>> Start STORED ROWS
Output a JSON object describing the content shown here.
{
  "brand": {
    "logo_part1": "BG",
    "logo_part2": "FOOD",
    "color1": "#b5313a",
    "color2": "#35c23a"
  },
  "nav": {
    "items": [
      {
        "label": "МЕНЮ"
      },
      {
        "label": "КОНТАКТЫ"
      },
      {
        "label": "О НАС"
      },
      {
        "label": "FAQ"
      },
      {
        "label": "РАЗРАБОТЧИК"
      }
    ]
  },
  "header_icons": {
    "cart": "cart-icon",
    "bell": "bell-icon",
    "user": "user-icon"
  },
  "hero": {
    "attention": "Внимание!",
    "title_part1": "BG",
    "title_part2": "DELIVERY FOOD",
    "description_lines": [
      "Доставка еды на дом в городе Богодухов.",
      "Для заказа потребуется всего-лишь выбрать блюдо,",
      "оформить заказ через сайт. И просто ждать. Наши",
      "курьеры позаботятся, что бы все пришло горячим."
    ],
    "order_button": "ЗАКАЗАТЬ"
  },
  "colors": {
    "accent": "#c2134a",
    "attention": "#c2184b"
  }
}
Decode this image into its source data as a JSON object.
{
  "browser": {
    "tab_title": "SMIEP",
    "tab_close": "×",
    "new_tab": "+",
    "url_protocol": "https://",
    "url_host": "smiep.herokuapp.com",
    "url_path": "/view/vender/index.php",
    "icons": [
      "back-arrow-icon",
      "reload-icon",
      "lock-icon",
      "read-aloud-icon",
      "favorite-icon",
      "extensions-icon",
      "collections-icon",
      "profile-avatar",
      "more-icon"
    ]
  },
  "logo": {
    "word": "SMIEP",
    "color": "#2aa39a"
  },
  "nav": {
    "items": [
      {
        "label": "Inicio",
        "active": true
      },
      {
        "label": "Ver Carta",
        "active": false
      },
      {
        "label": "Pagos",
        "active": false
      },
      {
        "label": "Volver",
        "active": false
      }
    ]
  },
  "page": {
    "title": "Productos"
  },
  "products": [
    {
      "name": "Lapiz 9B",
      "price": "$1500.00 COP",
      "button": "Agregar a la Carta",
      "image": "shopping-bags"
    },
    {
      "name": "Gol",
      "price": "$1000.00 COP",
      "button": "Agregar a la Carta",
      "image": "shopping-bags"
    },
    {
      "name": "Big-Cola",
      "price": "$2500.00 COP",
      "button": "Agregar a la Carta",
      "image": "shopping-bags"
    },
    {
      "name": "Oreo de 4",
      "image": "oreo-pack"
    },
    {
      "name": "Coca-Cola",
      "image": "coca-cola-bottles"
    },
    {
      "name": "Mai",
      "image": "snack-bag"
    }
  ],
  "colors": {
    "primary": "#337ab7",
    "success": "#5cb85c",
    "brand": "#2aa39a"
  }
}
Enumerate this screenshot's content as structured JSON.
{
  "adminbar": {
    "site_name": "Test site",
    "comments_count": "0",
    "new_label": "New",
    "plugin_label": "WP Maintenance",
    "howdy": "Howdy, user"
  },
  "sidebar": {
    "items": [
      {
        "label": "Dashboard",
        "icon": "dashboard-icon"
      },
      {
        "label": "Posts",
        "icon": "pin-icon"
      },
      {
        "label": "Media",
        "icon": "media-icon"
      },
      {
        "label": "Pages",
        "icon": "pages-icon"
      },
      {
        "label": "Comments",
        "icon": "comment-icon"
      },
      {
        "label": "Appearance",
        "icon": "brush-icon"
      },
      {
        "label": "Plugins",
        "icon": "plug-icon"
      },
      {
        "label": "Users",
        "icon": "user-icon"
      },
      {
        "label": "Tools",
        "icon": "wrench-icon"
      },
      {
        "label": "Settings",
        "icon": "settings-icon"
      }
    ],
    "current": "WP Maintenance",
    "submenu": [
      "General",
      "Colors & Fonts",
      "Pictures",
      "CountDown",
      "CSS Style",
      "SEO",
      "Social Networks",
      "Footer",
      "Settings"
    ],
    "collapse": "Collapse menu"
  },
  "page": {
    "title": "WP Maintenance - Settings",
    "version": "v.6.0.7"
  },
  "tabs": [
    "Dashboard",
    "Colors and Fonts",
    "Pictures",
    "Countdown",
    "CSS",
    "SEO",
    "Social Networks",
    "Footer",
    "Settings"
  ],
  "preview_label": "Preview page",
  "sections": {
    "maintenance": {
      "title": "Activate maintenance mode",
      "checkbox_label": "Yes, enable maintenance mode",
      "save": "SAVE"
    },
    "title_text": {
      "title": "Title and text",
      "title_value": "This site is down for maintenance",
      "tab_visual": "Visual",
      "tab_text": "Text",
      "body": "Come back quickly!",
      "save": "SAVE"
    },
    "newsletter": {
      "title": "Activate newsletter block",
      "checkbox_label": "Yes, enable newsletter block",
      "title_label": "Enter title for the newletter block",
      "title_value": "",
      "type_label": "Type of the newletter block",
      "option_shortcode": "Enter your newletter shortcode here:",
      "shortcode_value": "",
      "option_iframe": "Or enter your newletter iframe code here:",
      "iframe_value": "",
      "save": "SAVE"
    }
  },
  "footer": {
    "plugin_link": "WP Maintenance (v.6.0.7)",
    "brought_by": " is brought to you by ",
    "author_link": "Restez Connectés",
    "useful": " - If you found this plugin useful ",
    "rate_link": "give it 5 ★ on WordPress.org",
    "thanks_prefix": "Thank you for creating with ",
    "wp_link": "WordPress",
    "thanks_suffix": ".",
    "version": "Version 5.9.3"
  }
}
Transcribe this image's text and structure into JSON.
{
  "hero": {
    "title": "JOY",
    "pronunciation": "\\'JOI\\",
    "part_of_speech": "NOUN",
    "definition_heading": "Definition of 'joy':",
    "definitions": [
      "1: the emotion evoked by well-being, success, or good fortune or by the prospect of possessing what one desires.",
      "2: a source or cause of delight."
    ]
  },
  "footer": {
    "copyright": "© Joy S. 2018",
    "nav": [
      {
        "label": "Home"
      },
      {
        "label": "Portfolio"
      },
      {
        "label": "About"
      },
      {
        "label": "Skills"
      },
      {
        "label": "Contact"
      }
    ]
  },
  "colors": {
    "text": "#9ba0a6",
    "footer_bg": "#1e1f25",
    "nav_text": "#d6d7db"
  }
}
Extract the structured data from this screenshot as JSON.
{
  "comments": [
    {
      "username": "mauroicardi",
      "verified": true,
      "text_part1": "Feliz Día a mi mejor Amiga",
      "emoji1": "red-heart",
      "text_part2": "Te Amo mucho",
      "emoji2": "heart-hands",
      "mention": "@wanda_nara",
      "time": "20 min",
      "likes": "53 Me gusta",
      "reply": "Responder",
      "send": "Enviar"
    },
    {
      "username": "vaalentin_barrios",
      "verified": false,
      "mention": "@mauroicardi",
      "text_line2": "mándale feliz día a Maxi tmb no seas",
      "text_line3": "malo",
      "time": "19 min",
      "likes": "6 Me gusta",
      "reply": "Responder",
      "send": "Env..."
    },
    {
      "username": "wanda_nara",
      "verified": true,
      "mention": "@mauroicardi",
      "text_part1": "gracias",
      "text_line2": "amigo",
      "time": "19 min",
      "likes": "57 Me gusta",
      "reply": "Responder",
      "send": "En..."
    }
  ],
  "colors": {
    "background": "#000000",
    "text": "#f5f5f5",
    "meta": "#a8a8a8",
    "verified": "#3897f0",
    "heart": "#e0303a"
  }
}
>> End STORED ROWS
> _EXERCISE_: Type the whole listing again, unaltered.

> _IN RESPONSE_:
Output a JSON object describing the content shown here.
{
  "brand": {
    "logo_part1": "BG",
    "logo_part2": "FOOD",
    "color1": "#b5313a",
    "color2": "#35c23a"
  },
  "nav": {
    "items": [
      {
        "label": "МЕНЮ"
      },
      {
        "label": "КОНТАКТЫ"
      },
      {
        "label": "О НАС"
      },
      {
        "label": "FAQ"
      },
      {
        "label": "РАЗРАБОТЧИК"
      }
    ]
  },
  "header_icons": {
    "cart": "cart-icon",
    "bell": "bell-icon",
    "user": "user-icon"
  },
  "hero": {
    "attention": "Внимание!",
    "title_part1": "BG",
    "title_part2": "DELIVERY FOOD",
    "description_lines": [
      "Доставка еды на дом в городе Богодухов.",
      "Для заказа потребуется всего-лишь выбрать блюдо,",
      "оформить заказ через сайт. И просто ждать. Наши",
      "курьеры позаботятся, что бы все пришло горячим."
    ],
    "order_button": "ЗАКАЗАТЬ"
  },
  "colors": {
    "accent": "#c2134a",
    "attention": "#c2184b"
  }
}
Decode this image into its source data as a JSON object.
{
  "browser": {
    "tab_title": "SMIEP",
    "tab_close": "×",
    "new_tab": "+",
    "url_protocol": "https://",
    "url_host": "smiep.herokuapp.com",
    "url_path": "/view/vender/index.php",
    "icons": [
      "back-arrow-icon",
      "reload-icon",
      "lock-icon",
      "read-aloud-icon",
      "favorite-icon",
      "extensions-icon",
      "collections-icon",
      "profile-avatar",
      "more-icon"
    ]
  },
  "logo": {
    "word": "SMIEP",
    "color": "#2aa39a"
  },
  "nav": {
    "items": [
      {
        "label": "Inicio",
        "active": true
      },
      {
        "label": "Ver Carta",
        "active": false
      },
      {
        "label": "Pagos",
        "active": false
      },
      {
        "label": "Volver",
        "active": false
      }
    ]
  },
  "page": {
    "title": "Productos"
  },
  "products": [
    {
      "name": "Lapiz 9B",
      "price": "$1500.00 COP",
      "button": "Agregar a la Carta",
      "image": "shopping-bags"
    },
    {
      "name": "Gol",
      "price": "$1000.00 COP",
      "button": "Agregar a la Carta",
      "image": "shopping-bags"
    },
    {
      "name": "Big-Cola",
      "price": "$2500.00 COP",
      "button": "Agregar a la Carta",
      "image": "shopping-bags"
    },
    {
      "name": "Oreo de 4",
      "image": "oreo-pack"
    },
    {
      "name": "Coca-Cola",
      "image": "coca-cola-bottles"
    },
    {
      "name": "Mai",
      "image": "snack-bag"
    }
  ],
  "colors": {
    "primary": "#337ab7",
    "success": "#5cb85c",
    "brand": "#2aa39a"
  }
}
Enumerate this screenshot's content as structured JSON.
{
  "adminbar": {
    "site_name": "Test site",
    "comments_count": "0",
    "new_label": "New",
    "plugin_label": "WP Maintenance",
    "howdy": "Howdy, user"
  },
  "sidebar": {
    "items": [
      {
        "label": "Dashboard",
        "icon": "dashboard-icon"
      },
      {
        "label": "Posts",
        "icon": "pin-icon"
      },
      {
        "label": "Media",
        "icon": "media-icon"
      },
      {
        "label": "Pages",
        "icon": "pages-icon"
      },
      {
        "label": "Comments",
        "icon": "comment-icon"
      },
      {
        "label": "Appearance",
        "icon": "brush-icon"
      },
      {
        "label": "Plugins",
        "icon": "plug-icon"
      },
      {
        "label": "Users",
        "icon": "user-icon"
      },
      {
        "label": "Tools",
        "icon": "wrench-icon"
      },
      {
        "label": "Settings",
        "icon": "settings-icon"
      }
    ],
    "current": "WP Maintenance",
    "submenu": [
      "General",
      "Colors & Fonts",
      "Pictures",
      "CountDown",
      "CSS Style",
      "SEO",
      "Social Networks",
      "Footer",
      "Settings"
    ],
    "collapse": "Collapse menu"
  },
  "page": {
    "title": "WP Maintenance - Settings",
    "version": "v.6.0.7"
  },
  "tabs": [
    "Dashboard",
    "Colors and Fonts",
    "Pictures",
    "Countdown",
    "CSS",
    "SEO",
    "Social Networks",
    "Footer",
    "Settings"
  ],
  "preview_label": "Preview page",
  "sections": {
    "maintenance": {
      "title": "Activate maintenance mode",
      "checkbox_label": "Yes, enable maintenance mode",
      "save": "SAVE"
    },
    "title_text": {
      "title": "Title and text",
      "title_value": "This site is down for maintenance",
      "tab_visual": "Visual",
      "tab_text": "Text",
      "body": "Come back quickly!",
      "save": "SAVE"
    },
    "newsletter": {
      "title": "Activate newsletter block",
      "checkbox_label": "Yes, enable newsletter block",
      "title_label": "Enter title for the newletter block",
      "title_value": "",
      "type_label": "Type of the newletter block",
      "option_shortcode": "Enter your newletter shortcode here:",
      "shortcode_value": "",
      "option_iframe": "Or enter your newletter iframe code here:",
      "iframe_value": "",
      "save": "SAVE"
    }
  },
  "footer": {
    "plugin_link": "WP Maintenance (v.6.0.7)",
    "brought_by": " is brought to you by ",
    "author_link": "Restez Connectés",
    "useful": " - If you found this plugin useful ",
    "rate_link": "give it 5 ★ on WordPress.org",
    "thanks_prefix": "Thank you for creating with ",
    "wp_link": "WordPress",
    "thanks_suffix": ".",
    "version": "Version 5.9.3"
  }
}
Transcribe this image's text and structure into JSON.
{
  "hero": {
    "title": "JOY",
    "pronunciation": "\\'JOI\\",
    "part_of_speech": "NOUN",
    "definition_heading": "Definition of 'joy':",
    "definitions": [
      "1: the emotion evoked by well-being, success, or good fortune or by the prospect of possessing what one desires.",
      "2: a source or cause of delight."
    ]
  },
  "footer": {
    "copyright": "© Joy S. 2018",
    "nav": [
      {
        "label": "Home"
      },
      {
        "label": "Portfolio"
      },
      {
        "label": "About"
      },
      {
        "label": "Skills"
      },
      {
        "label": "Contact"
      }
    ]
  },
  "colors": {
    "text": "#9ba0a6",
    "footer_bg": "#1e1f25",
    "nav_text": "#d6d7db"
  }
}
Extract the structured data from this screenshot as JSON.
{
  "comments": [
    {
      "username": "mauroicardi",
      "verified": true,
      "text_part1": "Feliz Día a mi mejor Amiga",
      "emoji1": "red-heart",
      "text_part2": "Te Amo mucho",
      "emoji2": "heart-hands",
      "mention": "@wanda_nara",
      "time": "20 min",
      "likes": "53 Me gusta",
      "reply": "Responder",
      "send": "Enviar"
    },
    {
      "username": "vaalentin_barrios",
      "verified": false,
      "mention": "@mauroicardi",
      "text_line2": "mándale feliz día a Maxi tmb no seas",
      "text_line3": "malo",
      "time": "19 min",
      "likes": "6 Me gusta",
      "reply": "Responder",
      "send": "Env..."
    },
    {
      "username": "wanda_nara",
      "verified": true,
      "mention": "@mauroicardi",
      "text_part1": "gracias",
      "text_line2": "amigo",
      "time": "19 min",
      "likes": "57 Me gusta",
      "reply": "Responder",
      "send": "En..."
    }
  ],
  "colors": {
    "background": "#000000",
    "text": "#f5f5f5",
    "meta": "#a8a8a8",
    "verified": "#3897f0",
    "heart": "#e0303a"
  }
}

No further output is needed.